### [ESTRATTO]
:::

Cosa siamo tu ed io? Amici, amici di letto, amanti o illusoriamente fidanzati?

Era ancora la mia paura a dettare conclusioni e pensieri…
Era la volontà di razionalizzare quello che mi premeva di più. Il mio bisogno di sistemare ogni cosa nelle regole della ragione spesso prendeva il sopravvento.
Parlargli… di cosa? Di come mi sentissi e cosa avrei invece voluto sentire. Non sarebbe stato così semplice… eppure noi donne ad un certo punto tentiamo sempre di parlare, spiegare, come se questo potesse servire a cambiare qualcosa… a mutare quella volontà o in-volontà… ad innescare qualche meccanismo attraverso il quale abbia inizio un nuovo corso di eventi magari più felici… ma spesso non è così! Magari è solo l’esigenza di mettere un punto definitivo a qualcosa che non ci appaga e andare avanti…
La pazienza mi veniva meno…
Temevo di entrare in un circolo vizioso, quello delle continue e pressanti spiegazioni, ma l’esigenza di porre fine a quelle domande era più forte… non riuscivo a rilassarmi e a pensare ad una telefonata semplice e tranquilla. In realtà se è vero il principio della reciprocità, le mie tensioni derivavano proprio dalla sensazione di una mancanza di reciprocità.

:::

### [DATI FORNITI]
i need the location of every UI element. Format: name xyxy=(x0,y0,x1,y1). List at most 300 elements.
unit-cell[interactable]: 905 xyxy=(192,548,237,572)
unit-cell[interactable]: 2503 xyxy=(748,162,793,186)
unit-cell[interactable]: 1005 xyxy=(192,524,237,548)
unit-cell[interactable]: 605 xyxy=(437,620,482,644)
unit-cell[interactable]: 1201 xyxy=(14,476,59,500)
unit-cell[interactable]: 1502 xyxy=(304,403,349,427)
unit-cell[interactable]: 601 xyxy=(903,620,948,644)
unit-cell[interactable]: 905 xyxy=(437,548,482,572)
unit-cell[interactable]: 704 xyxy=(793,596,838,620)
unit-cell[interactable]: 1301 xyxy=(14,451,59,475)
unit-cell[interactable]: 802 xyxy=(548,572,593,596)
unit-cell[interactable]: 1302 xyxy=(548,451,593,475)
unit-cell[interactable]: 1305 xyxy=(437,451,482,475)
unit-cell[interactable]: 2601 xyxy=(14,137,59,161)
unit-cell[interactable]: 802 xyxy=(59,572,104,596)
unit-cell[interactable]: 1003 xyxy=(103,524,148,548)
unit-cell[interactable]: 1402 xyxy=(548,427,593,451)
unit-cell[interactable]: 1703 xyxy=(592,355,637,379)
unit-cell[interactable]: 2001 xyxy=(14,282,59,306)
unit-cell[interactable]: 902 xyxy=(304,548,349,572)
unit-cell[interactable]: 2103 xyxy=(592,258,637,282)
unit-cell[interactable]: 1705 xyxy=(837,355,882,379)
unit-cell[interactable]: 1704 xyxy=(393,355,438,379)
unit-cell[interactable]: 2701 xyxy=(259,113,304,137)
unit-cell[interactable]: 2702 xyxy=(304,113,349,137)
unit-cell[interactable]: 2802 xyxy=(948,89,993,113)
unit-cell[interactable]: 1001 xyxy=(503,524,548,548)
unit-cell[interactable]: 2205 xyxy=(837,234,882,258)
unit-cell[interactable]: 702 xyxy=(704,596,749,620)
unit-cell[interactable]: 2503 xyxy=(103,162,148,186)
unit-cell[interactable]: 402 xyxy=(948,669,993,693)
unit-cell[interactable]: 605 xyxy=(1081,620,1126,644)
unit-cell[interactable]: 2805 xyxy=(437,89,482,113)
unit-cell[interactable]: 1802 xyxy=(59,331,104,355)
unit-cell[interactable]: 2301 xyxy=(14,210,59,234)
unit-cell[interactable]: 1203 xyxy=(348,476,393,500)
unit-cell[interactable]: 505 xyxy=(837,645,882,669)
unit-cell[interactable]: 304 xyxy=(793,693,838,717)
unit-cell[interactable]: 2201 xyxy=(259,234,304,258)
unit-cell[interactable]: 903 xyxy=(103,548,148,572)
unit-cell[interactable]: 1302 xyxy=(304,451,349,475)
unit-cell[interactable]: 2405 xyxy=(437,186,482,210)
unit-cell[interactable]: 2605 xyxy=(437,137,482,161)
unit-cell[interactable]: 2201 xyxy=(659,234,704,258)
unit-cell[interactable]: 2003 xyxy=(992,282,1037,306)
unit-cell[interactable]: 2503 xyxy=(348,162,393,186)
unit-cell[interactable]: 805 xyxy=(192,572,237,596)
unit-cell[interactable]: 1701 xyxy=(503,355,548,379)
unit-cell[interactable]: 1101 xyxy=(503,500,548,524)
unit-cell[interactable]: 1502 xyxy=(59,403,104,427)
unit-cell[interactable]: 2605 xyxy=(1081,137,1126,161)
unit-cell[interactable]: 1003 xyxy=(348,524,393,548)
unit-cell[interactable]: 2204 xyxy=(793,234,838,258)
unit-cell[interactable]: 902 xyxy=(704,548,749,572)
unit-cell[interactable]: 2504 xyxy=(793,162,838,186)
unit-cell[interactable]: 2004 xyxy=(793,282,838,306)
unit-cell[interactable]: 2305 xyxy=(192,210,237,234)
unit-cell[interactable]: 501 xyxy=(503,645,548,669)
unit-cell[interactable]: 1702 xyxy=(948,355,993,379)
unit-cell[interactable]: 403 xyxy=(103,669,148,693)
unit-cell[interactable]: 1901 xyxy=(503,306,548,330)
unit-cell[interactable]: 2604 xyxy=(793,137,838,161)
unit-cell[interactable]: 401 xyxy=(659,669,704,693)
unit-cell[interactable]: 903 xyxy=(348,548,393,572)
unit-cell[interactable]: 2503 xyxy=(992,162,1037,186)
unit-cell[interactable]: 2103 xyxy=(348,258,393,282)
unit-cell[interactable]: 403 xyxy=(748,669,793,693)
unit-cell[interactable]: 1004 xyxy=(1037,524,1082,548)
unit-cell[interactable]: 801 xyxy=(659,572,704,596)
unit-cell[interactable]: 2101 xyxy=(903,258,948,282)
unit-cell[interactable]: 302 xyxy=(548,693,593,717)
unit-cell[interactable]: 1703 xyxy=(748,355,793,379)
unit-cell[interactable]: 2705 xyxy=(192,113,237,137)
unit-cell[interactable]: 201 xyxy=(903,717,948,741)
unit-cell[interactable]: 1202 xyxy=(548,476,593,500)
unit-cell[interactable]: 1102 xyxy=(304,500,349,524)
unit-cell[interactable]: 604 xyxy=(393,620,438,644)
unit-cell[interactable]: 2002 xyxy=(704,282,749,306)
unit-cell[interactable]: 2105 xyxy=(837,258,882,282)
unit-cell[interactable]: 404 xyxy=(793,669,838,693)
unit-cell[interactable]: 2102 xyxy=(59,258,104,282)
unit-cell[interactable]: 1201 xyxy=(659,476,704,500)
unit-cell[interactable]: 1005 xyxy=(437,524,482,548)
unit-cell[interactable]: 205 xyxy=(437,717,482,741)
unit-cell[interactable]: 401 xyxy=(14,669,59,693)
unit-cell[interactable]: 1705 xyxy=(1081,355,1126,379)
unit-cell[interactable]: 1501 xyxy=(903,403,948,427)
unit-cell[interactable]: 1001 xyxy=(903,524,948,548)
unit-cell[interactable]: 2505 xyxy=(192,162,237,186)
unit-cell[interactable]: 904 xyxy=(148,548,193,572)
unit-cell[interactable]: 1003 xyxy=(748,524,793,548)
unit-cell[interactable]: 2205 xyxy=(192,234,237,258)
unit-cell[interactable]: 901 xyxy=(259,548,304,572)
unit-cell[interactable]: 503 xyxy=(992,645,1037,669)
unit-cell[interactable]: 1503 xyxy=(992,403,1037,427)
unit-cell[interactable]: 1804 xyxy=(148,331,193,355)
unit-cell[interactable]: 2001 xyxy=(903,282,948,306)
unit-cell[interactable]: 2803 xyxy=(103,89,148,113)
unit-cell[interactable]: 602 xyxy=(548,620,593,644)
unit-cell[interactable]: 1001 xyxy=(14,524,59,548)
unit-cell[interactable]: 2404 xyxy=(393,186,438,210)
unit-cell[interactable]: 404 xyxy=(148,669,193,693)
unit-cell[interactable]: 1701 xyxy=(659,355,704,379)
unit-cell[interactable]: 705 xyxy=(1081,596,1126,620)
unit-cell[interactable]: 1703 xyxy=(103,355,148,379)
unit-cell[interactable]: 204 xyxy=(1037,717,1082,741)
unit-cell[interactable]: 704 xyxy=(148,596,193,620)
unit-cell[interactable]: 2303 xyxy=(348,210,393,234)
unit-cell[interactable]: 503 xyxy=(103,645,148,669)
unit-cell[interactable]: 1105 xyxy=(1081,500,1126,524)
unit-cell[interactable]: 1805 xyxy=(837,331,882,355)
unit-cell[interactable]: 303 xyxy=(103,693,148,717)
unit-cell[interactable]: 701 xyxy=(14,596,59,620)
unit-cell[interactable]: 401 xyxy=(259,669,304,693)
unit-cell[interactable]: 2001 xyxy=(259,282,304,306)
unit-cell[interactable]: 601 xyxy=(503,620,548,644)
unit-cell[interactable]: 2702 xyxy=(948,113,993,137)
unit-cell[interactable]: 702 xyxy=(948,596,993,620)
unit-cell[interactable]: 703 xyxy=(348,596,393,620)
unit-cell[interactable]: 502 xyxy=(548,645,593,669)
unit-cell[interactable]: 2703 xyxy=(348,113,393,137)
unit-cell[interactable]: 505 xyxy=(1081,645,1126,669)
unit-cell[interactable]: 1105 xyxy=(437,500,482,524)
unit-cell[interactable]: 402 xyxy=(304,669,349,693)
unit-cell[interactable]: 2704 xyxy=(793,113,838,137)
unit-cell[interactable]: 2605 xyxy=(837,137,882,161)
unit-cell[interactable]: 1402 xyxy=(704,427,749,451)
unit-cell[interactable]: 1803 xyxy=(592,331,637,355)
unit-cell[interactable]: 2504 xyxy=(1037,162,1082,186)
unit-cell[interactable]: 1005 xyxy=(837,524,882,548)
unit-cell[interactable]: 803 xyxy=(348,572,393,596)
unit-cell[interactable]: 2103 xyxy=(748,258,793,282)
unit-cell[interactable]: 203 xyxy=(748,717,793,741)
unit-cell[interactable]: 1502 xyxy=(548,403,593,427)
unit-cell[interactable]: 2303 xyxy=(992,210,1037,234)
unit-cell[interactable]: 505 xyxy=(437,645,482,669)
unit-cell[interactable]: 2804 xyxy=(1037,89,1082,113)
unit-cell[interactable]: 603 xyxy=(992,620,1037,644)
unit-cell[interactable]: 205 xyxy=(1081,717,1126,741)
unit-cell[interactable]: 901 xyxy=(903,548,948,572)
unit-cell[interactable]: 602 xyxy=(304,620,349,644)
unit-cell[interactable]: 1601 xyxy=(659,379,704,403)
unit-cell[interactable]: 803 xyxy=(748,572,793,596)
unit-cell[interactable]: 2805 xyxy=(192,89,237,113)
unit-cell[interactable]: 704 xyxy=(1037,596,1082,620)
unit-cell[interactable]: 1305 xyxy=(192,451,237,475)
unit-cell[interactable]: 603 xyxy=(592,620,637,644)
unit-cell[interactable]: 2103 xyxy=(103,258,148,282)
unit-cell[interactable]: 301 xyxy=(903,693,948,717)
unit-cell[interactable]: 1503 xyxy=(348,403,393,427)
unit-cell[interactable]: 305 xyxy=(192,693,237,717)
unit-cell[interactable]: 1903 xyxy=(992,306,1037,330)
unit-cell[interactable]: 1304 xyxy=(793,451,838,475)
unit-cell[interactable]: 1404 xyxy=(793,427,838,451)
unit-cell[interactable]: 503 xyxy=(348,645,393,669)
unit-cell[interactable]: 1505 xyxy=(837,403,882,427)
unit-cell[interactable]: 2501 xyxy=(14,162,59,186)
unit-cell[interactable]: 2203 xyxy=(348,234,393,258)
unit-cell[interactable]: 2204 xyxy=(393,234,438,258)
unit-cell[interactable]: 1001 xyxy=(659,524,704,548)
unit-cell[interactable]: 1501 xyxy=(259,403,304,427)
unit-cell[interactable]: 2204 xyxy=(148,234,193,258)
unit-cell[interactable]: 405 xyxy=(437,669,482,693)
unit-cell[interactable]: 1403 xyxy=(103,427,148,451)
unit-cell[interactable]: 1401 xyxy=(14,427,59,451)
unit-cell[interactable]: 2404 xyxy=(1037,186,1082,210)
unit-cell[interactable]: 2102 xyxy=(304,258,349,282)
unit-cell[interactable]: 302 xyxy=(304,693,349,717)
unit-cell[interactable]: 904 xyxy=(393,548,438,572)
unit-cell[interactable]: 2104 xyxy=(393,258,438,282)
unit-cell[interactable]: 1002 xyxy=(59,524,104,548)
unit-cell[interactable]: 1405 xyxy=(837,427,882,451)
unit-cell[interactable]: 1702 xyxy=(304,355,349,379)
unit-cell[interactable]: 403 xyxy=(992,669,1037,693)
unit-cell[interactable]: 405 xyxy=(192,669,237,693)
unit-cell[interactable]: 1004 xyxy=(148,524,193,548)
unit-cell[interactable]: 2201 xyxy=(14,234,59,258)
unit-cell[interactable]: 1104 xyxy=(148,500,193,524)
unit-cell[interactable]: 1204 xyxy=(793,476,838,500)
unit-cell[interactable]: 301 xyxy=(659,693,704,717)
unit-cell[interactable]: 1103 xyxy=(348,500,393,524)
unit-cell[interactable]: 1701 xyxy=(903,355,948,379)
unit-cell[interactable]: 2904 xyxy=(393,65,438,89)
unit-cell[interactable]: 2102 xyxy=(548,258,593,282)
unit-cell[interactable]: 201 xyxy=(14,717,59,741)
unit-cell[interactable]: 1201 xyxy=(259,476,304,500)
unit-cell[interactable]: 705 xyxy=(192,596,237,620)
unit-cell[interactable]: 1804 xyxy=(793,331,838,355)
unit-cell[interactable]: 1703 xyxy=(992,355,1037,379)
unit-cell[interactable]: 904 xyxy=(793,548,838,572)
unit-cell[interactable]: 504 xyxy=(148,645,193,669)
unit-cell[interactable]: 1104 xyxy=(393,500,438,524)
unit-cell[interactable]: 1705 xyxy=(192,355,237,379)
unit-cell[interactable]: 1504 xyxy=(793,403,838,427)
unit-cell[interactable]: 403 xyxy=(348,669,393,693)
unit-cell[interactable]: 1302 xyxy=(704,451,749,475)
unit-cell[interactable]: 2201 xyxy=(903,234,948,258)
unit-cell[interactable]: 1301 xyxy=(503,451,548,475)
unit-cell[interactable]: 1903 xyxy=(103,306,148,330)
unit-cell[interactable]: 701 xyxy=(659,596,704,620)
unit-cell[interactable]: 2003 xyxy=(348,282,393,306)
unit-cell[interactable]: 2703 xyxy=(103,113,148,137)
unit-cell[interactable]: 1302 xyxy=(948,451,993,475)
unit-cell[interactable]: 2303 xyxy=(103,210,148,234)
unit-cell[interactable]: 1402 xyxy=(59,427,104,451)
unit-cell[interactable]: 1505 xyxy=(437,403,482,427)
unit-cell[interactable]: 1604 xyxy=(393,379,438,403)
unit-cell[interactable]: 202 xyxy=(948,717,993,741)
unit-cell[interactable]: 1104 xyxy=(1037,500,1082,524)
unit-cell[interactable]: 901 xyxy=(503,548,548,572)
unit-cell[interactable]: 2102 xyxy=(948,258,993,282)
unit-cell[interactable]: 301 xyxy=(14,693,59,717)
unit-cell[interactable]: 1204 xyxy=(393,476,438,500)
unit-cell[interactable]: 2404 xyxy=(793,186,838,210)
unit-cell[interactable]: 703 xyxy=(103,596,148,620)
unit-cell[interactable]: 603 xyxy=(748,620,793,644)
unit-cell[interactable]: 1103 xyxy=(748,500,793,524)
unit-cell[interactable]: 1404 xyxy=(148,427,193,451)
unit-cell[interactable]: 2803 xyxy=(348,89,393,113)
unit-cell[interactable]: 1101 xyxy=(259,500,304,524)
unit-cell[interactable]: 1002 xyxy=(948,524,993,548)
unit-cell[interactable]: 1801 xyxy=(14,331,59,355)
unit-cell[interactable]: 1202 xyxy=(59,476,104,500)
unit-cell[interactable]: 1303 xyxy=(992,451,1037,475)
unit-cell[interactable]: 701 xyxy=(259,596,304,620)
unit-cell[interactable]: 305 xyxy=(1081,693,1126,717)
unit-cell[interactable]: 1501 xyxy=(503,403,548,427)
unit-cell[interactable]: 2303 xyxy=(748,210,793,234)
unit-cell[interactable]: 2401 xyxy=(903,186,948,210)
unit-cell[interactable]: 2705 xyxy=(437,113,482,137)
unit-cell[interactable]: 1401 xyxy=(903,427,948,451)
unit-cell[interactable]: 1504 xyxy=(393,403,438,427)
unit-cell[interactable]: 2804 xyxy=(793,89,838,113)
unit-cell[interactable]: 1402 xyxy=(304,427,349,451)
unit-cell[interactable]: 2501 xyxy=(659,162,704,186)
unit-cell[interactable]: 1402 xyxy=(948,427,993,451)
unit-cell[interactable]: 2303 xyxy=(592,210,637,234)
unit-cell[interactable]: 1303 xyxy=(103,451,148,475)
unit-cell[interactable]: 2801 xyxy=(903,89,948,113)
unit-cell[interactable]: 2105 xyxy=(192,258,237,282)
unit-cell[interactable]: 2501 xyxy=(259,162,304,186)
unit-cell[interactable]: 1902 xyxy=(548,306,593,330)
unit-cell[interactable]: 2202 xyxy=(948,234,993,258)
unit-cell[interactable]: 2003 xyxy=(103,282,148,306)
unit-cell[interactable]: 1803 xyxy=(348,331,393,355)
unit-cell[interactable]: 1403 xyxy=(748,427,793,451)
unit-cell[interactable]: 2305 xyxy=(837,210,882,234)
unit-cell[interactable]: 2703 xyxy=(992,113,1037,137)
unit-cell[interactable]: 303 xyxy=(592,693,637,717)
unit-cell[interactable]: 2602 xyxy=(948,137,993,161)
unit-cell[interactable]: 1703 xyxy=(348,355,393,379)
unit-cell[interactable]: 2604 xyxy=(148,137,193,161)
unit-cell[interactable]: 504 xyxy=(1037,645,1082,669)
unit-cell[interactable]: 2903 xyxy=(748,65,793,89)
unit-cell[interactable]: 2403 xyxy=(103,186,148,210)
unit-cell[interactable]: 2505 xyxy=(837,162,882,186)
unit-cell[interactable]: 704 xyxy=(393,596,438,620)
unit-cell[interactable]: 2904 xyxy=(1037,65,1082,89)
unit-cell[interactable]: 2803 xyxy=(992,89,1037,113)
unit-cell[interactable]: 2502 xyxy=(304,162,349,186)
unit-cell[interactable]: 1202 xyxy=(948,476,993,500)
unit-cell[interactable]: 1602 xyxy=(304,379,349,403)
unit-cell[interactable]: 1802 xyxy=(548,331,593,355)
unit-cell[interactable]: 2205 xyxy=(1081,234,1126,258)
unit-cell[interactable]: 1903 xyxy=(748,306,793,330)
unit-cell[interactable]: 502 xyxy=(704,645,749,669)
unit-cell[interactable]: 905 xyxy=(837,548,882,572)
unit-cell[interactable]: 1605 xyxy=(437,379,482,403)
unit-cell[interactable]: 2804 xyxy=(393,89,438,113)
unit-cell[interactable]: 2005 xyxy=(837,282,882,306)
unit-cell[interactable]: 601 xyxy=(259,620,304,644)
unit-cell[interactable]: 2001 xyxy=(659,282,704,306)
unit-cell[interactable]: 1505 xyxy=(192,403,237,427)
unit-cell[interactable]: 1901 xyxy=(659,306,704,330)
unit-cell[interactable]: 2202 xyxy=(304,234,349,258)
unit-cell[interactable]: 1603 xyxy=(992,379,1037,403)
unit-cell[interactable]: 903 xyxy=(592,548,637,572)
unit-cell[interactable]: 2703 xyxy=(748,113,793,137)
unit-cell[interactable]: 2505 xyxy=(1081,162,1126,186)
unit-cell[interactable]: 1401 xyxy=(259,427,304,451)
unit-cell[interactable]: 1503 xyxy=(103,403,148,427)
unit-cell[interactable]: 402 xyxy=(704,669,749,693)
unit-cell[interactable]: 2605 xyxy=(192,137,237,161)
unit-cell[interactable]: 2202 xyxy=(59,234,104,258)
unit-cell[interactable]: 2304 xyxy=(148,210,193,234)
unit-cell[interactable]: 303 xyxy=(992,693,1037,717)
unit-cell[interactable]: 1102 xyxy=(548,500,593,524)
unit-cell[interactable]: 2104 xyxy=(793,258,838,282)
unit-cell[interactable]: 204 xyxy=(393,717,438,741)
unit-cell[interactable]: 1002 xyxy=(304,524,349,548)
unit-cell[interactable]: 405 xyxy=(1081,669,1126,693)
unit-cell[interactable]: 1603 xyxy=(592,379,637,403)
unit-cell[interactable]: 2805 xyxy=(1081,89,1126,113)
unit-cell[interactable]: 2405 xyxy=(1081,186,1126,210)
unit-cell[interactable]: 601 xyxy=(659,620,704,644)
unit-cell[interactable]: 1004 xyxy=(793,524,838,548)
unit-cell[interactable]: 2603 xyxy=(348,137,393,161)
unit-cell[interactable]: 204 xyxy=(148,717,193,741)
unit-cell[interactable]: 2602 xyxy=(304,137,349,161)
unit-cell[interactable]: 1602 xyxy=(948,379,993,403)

:::

### [IL COMPITO]
Riprendi l'estratto sulla relazione incerta con lui e proseguilo dopo la sua ultima frase. Le righe sono materiale a sé, separato dall'estratto.

### [SPAZIO RISPOSTA]
E quella mancanza a cosa era dovuta? Al fatto che Claudio si sottraeva non appena capiva l’esigenza di chiarezza oppure da una reale mancanza di sentimento?
Non gli avrei chiesto “cosa siamo io e te” … almeno credo… Avrei voluto dirgli che mi sentivo trascurata, messa a distanza, poco considerata. Sentimenti comuni a questi tipi di relazioni. Si insomma quando uno c’è ma non c’è questo è quello che si prova. Probabilmente qualcuno direbbe che non tutti provano queste sensazioni oppure che sono sensazioni abnormi date le circostanze o ancora che io ero troppo sensibile e mi aspettavo troppo da un uomo del genere. Ma poi quale genere? Ma qualunque fosse stata la considerazione giusta, sta di fatto che mi tormentavo per quel mio sentire non sentire
Gli inviai un messaggio: Appena puoi chiamami.
Al quale lui non rispose né richiamò.